═════ SOURCE MATERIAL ═════
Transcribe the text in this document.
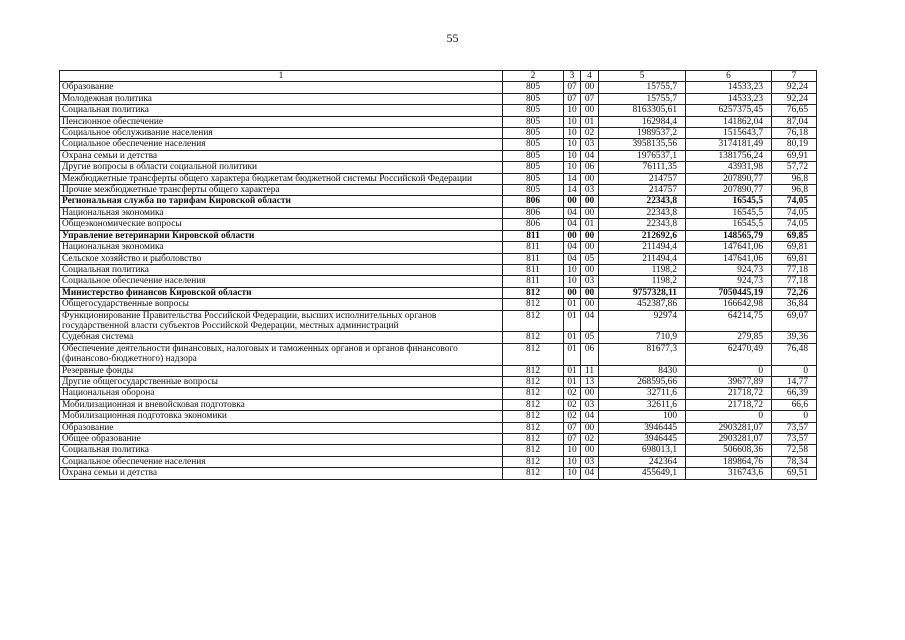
55
1	2	3	4	5	6	7
Образование	805	07	00	15755,7	14533,23	92,24
Молодежная политика	805	07	07	15755,7	14533,23	92,24
Социальная политика	805	10	00	8163305,61	6257375,45	76,65
Пенсионное обеспечение	805	10	01	162984,4	141862,04	87,04
Социальное обслуживание населения	805	10	02	1989537,2	1515643,7	76,18
Социальное обеспечение населения	805	10	03	3958135,56	3174181,49	80,19
Охрана семьи и детства	805	10	04	1976537,1	1381756,24	69,91
Другие вопросы в области социальной политики	805	10	06	76111,35	43931,98	57,72
Межбюджетные трансферты общего характера бюджетам бюджетной системы Российской Федерации	805	14	00	214757	207890,77	96,8
Прочие межбюджетные трансферты общего характера	805	14	03	214757	207890,77	96,8
Региональная служба по тарифам Кировской области	806	00	00	22343,8	16545,5	74,05
Национальная экономика	806	04	00	22343,8	16545,5	74,05
Общеэкономические вопросы	806	04	01	22343,8	16545,5	74,05
Управление ветеринарии Кировской области	811	00	00	212692,6	148565,79	69,85
Национальная экономика	811	04	00	211494,4	147641,06	69,81
Сельское хозяйство и рыболовство	811	04	05	211494,4	147641,06	69,81
Социальная политика	811	10	00	1198,2	924,73	77,18
Социальное обеспечение населения	811	10	03	1198,2	924,73	77,18
Министерство финансов Кировской области	812	00	00	9757328,11	7050445,19	72,26
Общегосударственные вопросы	812	01	00	452387,86	166642,98	36,84
Функционирование Правительства Российской Федерации, высших исполнительных органов государственной власти субъектов Российской Федерации, местных администраций	812	01	04	92974	64214,75	69,07
Судебная система	812	01	05	710,9	279,85	39,36
Обеспечение деятельности финансовых, налоговых и таможенных органов и органов финансового (финансово-бюджетного) надзора	812	01	06	81677,3	62470,49	76,48
Резервные фонды	812	01	11	8430	0	0
Другие общегосударственные вопросы	812	01	13	268595,66	39677,89	14,77
Национальная оборона	812	02	00	32711,6	21718,72	66,39
Мобилизационная и вневойсковая подготовка	812	02	03	32611,6	21718,72	66,6
Мобилизационная подготовка экономики	812	02	04	100	0	0
Образование	812	07	00	3946445	2903281,07	73,57
Общее образование	812	07	02	3946445	2903281,07	73,57
Социальная политика	812	10	00	698013,1	506608,36	72,58
Социальное обеспечение населения	812	10	03	242364	189864,76	78,34
Охрана семьи и детства	812	10	04	455649,1	316743,6	69,51
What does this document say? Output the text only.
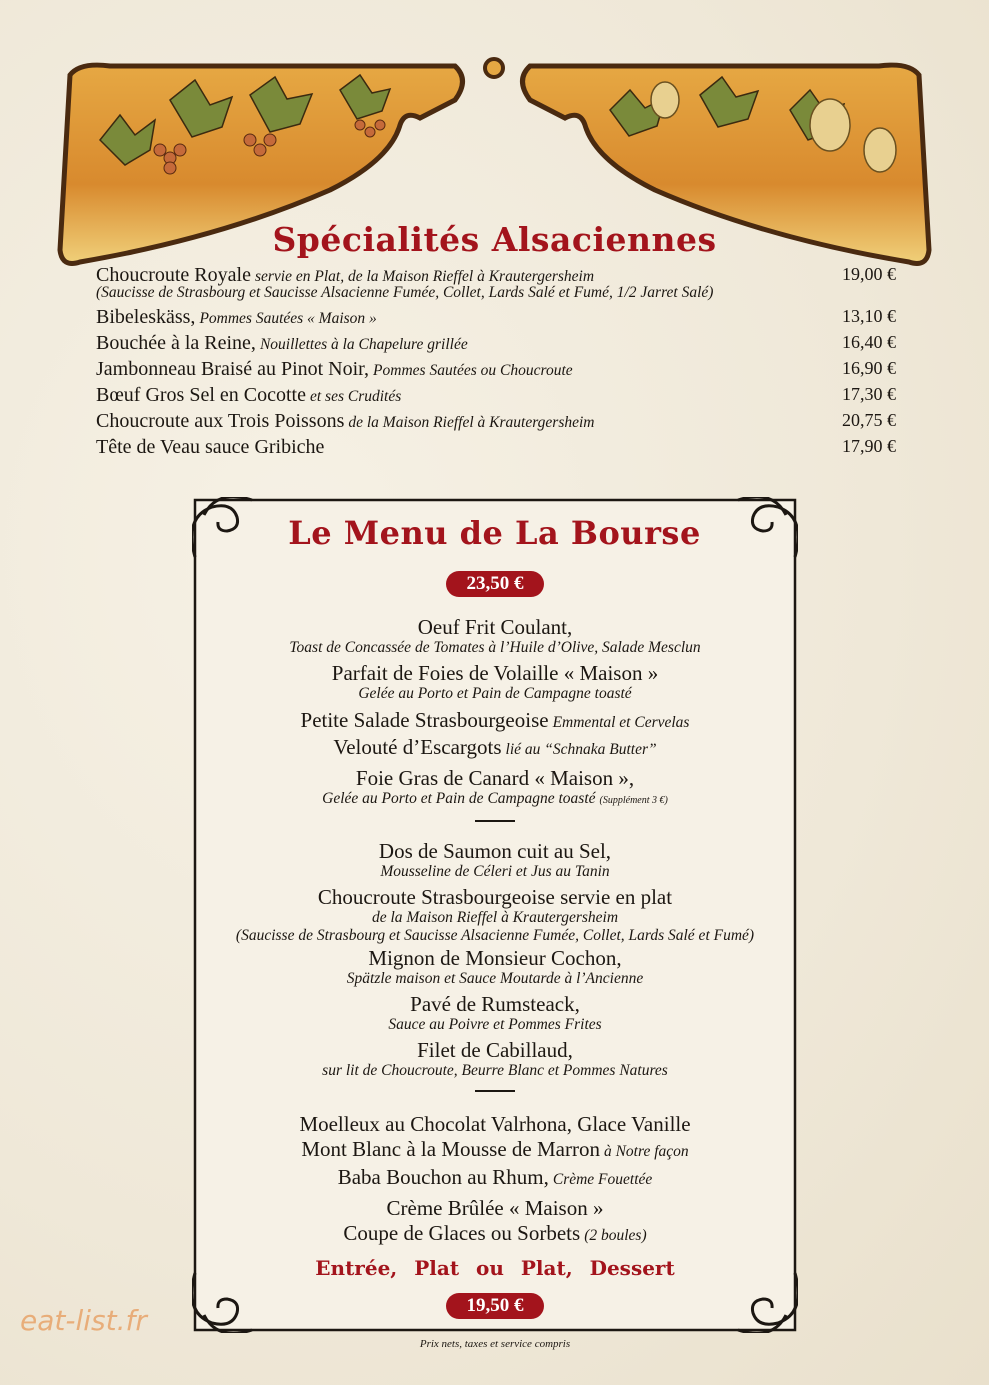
Spécialités Alsaciennes
Choucroute Royale servie en Plat, de la Maison Rieffel à Krautergersheim	19,00 €
(Saucisse de Strasbourg et Saucisse Alsacienne Fumée, Collet, Lards Salé et Fumé, 1/2 Jarret Salé)
Bibeleskäss, Pommes Sautées « Maison »	13,10 €
Bouchée à la Reine, Nouillettes à la Chapelure grillée	16,40 €
Jambonneau Braisé au Pinot Noir, Pommes Sautées ou Choucroute	16,90 €
Bœuf Gros Sel en Cocotte et ses Crudités	17,30 €
Choucroute aux Trois Poissons de la Maison Rieffel à Krautergersheim	20,75 €
Tête de Veau sauce Gribiche	17,90 €
Le Menu de La Bourse
23,50 €
Oeuf Frit Coulant,
Toast de Concassée de Tomates à l’Huile d’Olive, Salade Mesclun
Parfait de Foies de Volaille « Maison »
Gelée au Porto et Pain de Campagne toasté
Petite Salade Strasbourgeoise Emmental et Cervelas
Velouté d’Escargots lié au “Schnaka Butter”
Foie Gras de Canard « Maison »,
Gelée au Porto et Pain de Campagne toasté (Supplément 3 €)
Dos de Saumon cuit au Sel,
Mousseline de Céleri et Jus au Tanin
Choucroute Strasbourgeoise servie en plat
de la Maison Rieffel à Krautergersheim
(Saucisse de Strasbourg et Saucisse Alsacienne Fumée, Collet, Lards Salé et Fumé)
Mignon de Monsieur Cochon,
Spätzle maison et Sauce Moutarde à l’Ancienne
Pavé de Rumsteack,
Sauce au Poivre et Pommes Frites
Filet de Cabillaud,
sur lit de Choucroute, Beurre Blanc et Pommes Natures
Moelleux au Chocolat Valrhona, Glace Vanille
Mont Blanc à la Mousse de Marron à Notre façon
Baba Bouchon au Rhum, Crème Fouettée
Crème Brûlée « Maison »
Coupe de Glaces ou Sorbets (2 boules)
Entrée, Plat ou Plat, Dessert
19,50 €
Prix nets, taxes et service compris
eat-list.fr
═════
Copy the lines from the entries above in which the word "Collet" appears.

(Saucisse de Strasbourg et Saucisse Alsacienne Fumée, Collet, Lards Salé et Fumé, 1/2 Jarret Salé)
(Saucisse de Strasbourg et Saucisse Alsacienne Fumée, Collet, Lards Salé et Fumé)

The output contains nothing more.